-- Dataset records start --
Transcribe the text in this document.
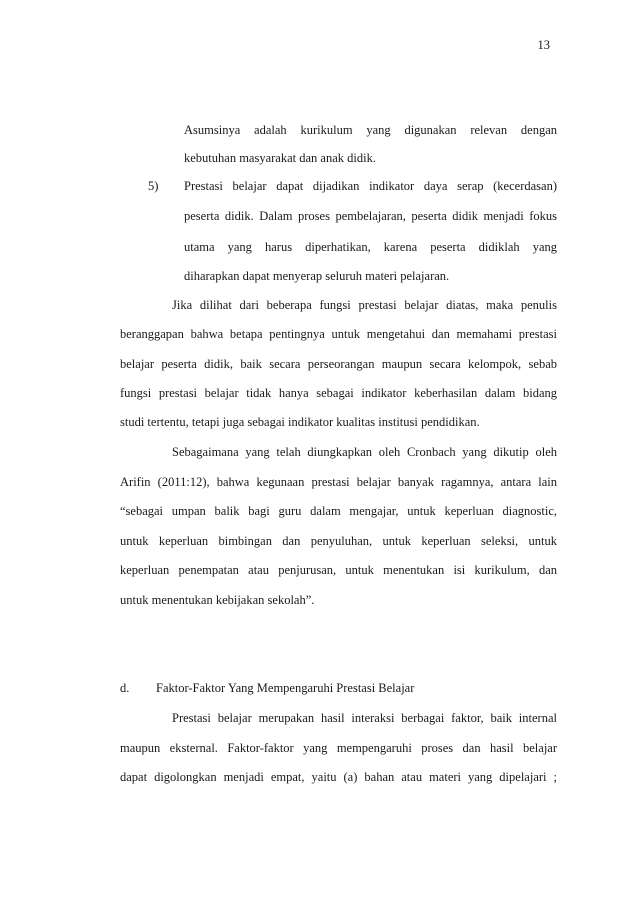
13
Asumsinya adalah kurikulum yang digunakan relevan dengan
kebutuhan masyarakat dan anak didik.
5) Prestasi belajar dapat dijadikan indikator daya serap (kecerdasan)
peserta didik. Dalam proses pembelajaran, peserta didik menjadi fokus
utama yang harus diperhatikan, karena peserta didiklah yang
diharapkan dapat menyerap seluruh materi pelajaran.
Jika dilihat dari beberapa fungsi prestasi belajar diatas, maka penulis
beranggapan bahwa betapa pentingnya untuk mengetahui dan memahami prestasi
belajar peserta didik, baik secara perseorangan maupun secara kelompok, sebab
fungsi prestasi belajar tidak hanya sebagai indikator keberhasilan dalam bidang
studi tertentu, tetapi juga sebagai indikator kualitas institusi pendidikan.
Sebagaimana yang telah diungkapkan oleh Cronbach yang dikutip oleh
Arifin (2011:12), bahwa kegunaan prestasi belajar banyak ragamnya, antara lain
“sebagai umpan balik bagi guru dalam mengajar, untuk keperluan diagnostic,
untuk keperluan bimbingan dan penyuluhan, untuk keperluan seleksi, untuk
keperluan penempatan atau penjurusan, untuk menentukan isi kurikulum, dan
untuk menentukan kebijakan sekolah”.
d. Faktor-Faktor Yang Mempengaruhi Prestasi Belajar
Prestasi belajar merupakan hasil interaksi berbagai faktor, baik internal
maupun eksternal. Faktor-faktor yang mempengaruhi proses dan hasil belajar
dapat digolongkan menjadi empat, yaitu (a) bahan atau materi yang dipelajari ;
-- Dataset records end --
Return the records exactly. Don't carry the pictures over.

Exercise solution |
Transcribe the text in this document.
13
Asumsinya adalah kurikulum yang digunakan relevan dengan
kebutuhan masyarakat dan anak didik.
5) Prestasi belajar dapat dijadikan indikator daya serap (kecerdasan)
peserta didik. Dalam proses pembelajaran, peserta didik menjadi fokus
utama yang harus diperhatikan, karena peserta didiklah yang
diharapkan dapat menyerap seluruh materi pelajaran.
Jika dilihat dari beberapa fungsi prestasi belajar diatas, maka penulis
beranggapan bahwa betapa pentingnya untuk mengetahui dan memahami prestasi
belajar peserta didik, baik secara perseorangan maupun secara kelompok, sebab
fungsi prestasi belajar tidak hanya sebagai indikator keberhasilan dalam bidang
studi tertentu, tetapi juga sebagai indikator kualitas institusi pendidikan.
Sebagaimana yang telah diungkapkan oleh Cronbach yang dikutip oleh
Arifin (2011:12), bahwa kegunaan prestasi belajar banyak ragamnya, antara lain
“sebagai umpan balik bagi guru dalam mengajar, untuk keperluan diagnostic,
untuk keperluan bimbingan dan penyuluhan, untuk keperluan seleksi, untuk
keperluan penempatan atau penjurusan, untuk menentukan isi kurikulum, dan
untuk menentukan kebijakan sekolah”.
d. Faktor-Faktor Yang Mempengaruhi Prestasi Belajar
Prestasi belajar merupakan hasil interaksi berbagai faktor, baik internal
maupun eksternal. Faktor-faktor yang mempengaruhi proses dan hasil belajar
dapat digolongkan menjadi empat, yaitu (a) bahan atau materi yang dipelajari ;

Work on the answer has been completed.